»»

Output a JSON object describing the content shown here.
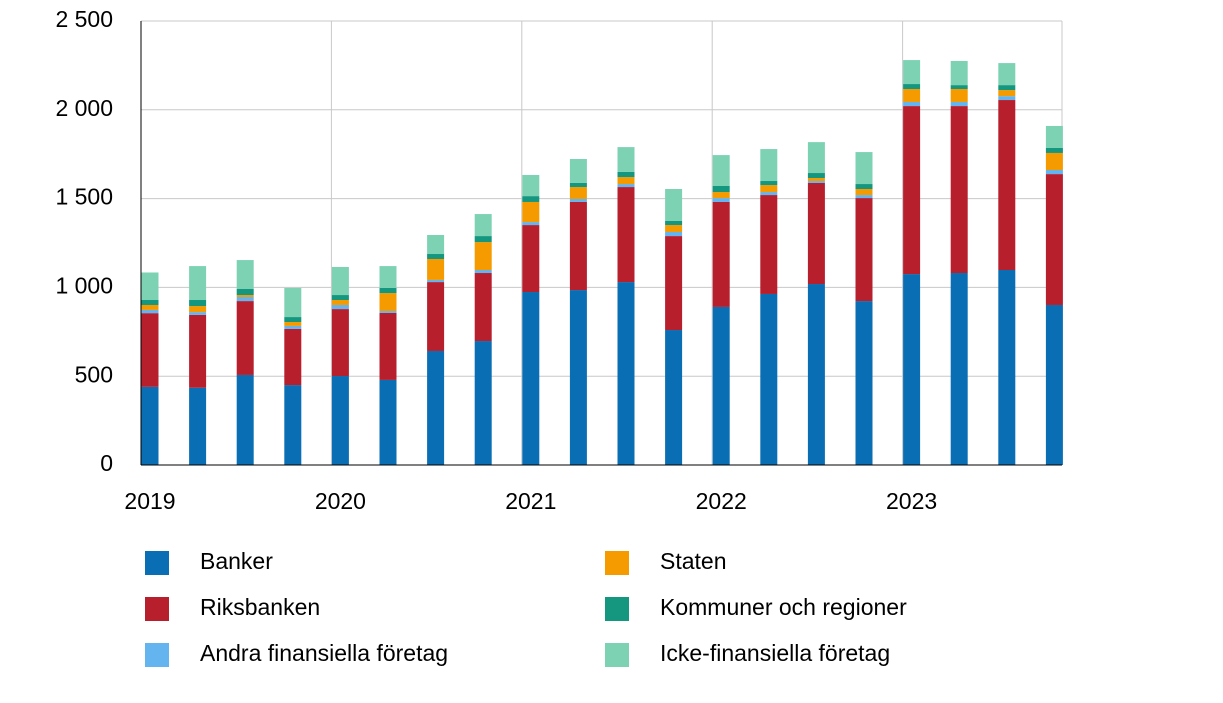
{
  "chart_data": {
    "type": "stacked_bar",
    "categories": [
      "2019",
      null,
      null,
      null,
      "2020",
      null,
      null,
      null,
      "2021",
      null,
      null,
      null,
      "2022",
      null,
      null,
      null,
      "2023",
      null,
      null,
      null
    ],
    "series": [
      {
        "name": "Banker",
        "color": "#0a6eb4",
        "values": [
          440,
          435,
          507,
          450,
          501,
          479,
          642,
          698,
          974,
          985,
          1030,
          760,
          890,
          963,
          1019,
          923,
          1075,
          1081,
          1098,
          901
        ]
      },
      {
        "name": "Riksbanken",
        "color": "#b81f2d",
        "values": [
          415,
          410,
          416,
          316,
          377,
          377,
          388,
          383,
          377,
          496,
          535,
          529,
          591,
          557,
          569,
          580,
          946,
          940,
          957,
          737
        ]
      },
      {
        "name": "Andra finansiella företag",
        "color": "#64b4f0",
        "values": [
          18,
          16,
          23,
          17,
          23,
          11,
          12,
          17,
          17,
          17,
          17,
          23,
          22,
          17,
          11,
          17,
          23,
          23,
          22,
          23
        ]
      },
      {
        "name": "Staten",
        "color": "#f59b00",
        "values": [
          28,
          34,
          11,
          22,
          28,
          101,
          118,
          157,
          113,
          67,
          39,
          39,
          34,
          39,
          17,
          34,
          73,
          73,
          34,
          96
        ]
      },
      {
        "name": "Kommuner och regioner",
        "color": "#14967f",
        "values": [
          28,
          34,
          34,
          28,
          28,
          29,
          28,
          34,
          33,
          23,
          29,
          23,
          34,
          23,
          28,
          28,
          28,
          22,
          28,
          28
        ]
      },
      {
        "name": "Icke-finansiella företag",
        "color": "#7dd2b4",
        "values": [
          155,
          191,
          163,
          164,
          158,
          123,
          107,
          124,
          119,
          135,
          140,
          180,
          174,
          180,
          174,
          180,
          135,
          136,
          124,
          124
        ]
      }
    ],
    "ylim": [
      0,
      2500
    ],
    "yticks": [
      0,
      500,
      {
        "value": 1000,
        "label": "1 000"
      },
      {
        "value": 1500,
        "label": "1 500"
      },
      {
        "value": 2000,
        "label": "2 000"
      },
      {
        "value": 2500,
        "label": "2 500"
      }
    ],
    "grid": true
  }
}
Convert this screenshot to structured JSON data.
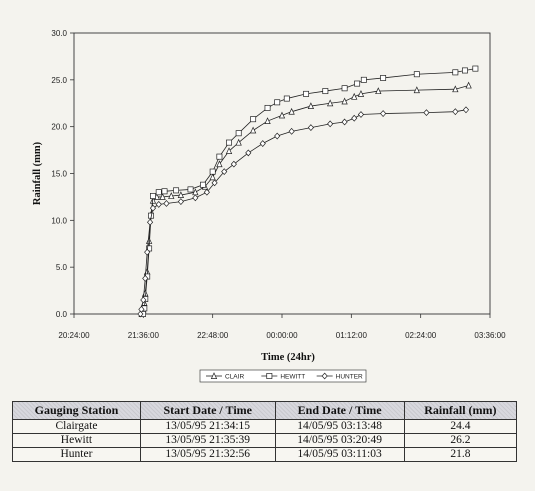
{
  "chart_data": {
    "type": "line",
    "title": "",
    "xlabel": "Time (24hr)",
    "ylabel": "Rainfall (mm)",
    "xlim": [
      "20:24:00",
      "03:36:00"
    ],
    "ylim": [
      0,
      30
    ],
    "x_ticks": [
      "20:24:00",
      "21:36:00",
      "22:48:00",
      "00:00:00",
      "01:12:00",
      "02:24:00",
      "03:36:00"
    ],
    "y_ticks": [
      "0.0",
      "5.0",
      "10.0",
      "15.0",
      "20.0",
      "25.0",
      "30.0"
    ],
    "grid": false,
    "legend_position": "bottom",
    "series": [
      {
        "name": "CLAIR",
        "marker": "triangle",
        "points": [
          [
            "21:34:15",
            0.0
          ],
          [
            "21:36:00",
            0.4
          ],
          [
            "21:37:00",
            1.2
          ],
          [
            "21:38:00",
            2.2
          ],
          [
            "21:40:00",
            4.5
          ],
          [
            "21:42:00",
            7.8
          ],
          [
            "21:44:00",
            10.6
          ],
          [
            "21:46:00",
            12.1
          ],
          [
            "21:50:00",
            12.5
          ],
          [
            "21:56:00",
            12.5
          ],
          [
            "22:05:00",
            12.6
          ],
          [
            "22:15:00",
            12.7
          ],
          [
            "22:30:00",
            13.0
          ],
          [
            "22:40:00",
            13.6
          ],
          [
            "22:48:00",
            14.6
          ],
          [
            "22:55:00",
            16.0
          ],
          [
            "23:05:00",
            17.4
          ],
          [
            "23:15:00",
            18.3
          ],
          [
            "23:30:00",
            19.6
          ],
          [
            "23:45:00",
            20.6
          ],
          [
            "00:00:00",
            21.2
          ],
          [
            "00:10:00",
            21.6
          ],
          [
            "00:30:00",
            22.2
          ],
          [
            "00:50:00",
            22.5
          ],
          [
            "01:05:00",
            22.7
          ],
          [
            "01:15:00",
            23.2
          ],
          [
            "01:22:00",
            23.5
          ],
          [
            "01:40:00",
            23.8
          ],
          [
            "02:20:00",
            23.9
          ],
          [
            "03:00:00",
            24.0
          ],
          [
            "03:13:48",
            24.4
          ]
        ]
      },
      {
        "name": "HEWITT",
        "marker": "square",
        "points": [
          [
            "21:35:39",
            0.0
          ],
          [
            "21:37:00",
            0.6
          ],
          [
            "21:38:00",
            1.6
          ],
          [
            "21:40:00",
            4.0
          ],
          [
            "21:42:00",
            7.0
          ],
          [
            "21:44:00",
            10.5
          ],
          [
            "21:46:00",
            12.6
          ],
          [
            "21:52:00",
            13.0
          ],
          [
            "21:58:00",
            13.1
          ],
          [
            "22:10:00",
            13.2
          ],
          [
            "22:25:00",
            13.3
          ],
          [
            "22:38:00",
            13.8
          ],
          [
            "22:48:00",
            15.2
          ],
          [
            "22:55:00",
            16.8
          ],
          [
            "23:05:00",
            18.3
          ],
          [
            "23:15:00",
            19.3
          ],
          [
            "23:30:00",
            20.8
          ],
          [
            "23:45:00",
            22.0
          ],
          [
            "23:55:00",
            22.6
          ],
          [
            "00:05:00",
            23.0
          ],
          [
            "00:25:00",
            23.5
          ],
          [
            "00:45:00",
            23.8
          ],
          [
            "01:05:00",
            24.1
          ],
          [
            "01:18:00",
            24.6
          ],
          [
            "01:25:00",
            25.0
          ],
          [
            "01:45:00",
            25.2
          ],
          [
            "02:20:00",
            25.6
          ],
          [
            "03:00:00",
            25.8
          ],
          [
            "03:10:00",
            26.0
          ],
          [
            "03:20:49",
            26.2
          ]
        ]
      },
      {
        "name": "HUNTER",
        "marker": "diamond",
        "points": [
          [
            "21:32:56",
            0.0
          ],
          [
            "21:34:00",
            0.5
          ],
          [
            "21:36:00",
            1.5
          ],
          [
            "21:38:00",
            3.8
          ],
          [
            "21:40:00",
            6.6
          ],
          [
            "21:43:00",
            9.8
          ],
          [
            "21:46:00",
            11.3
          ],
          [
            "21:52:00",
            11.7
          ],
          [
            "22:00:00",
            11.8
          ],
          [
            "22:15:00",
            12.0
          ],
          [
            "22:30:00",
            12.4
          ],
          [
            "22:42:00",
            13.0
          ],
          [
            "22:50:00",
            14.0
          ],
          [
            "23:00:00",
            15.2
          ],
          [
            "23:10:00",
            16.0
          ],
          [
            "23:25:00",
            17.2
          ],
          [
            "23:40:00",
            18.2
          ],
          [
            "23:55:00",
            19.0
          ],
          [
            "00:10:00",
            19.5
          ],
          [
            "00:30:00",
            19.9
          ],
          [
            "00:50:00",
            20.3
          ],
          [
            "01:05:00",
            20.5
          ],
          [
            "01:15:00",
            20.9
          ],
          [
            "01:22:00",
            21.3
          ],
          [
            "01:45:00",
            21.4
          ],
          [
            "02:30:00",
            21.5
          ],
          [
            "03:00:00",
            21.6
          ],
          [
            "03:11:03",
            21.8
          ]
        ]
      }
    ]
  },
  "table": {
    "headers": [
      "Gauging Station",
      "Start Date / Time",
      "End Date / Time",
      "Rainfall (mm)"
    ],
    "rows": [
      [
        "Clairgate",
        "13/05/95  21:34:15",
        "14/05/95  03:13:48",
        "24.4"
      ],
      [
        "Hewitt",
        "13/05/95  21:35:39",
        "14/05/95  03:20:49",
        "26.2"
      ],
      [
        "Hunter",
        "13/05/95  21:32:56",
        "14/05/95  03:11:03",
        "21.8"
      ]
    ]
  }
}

««

THE EXERCISE
Check all the records above and select each line where the string "företag" is found.

TASK SOLUTION
        "name": "Andra finansiella företag",
        "name": "Icke-finansiella företag",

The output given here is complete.